Problem to work on | Check every line below for the word "ubūr" and copy the ones that have it.

Record extracts |
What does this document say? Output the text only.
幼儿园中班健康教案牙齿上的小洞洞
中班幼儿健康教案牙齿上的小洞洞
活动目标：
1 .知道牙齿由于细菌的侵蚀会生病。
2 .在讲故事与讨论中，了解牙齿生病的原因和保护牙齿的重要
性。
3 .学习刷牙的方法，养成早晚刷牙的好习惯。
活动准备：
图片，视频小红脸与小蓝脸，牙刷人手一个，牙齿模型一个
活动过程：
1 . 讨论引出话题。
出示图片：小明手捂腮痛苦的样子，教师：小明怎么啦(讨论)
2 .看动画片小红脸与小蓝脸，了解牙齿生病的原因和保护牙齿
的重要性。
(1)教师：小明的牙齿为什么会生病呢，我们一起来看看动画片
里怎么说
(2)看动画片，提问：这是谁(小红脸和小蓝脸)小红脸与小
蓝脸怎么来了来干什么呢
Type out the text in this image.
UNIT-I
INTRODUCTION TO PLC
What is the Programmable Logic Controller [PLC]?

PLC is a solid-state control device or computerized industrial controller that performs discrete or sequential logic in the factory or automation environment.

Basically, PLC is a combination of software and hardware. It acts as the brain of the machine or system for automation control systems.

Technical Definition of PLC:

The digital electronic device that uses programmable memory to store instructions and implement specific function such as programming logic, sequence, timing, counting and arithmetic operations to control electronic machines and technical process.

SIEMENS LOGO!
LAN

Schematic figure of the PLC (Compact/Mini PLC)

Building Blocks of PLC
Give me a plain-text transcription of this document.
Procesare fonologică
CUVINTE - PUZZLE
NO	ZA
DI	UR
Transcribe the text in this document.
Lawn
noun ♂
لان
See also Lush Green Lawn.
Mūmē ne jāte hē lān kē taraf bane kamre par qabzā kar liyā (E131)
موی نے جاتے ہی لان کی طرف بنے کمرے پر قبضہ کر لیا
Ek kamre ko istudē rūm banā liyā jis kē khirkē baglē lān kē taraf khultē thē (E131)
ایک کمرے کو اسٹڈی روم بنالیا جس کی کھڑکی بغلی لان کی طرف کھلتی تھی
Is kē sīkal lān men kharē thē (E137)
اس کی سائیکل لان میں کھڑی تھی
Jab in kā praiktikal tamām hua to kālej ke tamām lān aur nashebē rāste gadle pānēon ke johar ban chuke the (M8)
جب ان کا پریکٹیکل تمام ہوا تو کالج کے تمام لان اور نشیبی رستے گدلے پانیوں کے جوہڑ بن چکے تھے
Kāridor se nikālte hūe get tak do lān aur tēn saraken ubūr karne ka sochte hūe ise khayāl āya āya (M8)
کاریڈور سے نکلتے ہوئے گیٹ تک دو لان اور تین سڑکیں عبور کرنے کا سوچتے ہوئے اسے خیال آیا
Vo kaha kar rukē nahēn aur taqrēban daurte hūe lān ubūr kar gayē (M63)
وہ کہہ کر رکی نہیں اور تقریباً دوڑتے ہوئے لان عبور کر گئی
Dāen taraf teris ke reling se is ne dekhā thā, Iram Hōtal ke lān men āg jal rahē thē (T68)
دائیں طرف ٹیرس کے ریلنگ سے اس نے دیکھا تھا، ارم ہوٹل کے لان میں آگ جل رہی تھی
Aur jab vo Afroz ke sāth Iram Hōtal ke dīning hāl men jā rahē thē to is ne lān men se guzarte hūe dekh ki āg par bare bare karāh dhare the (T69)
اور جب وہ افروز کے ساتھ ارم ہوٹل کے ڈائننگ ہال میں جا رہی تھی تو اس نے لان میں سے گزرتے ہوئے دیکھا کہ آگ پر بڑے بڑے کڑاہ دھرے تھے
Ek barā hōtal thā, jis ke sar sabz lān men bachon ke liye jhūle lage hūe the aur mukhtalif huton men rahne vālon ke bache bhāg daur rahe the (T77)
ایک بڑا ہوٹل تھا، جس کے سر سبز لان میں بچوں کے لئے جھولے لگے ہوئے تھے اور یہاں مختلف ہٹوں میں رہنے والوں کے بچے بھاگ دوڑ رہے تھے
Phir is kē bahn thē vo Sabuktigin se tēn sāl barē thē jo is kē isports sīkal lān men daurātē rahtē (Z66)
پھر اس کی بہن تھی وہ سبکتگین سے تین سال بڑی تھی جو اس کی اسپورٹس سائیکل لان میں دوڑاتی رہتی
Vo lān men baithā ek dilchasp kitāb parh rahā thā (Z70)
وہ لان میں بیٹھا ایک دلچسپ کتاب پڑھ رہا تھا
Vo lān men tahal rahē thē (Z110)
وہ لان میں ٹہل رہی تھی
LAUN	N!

Answer below |
Kāridor se nikālte hūe get tak do lān aur tēn saraken ubūr karne ka sochte hūe ise khayāl āya āya (M8)
Vo kaha kar rukē nahēn aur taqrēban daurte hūe lān ubūr kar gayē (M63)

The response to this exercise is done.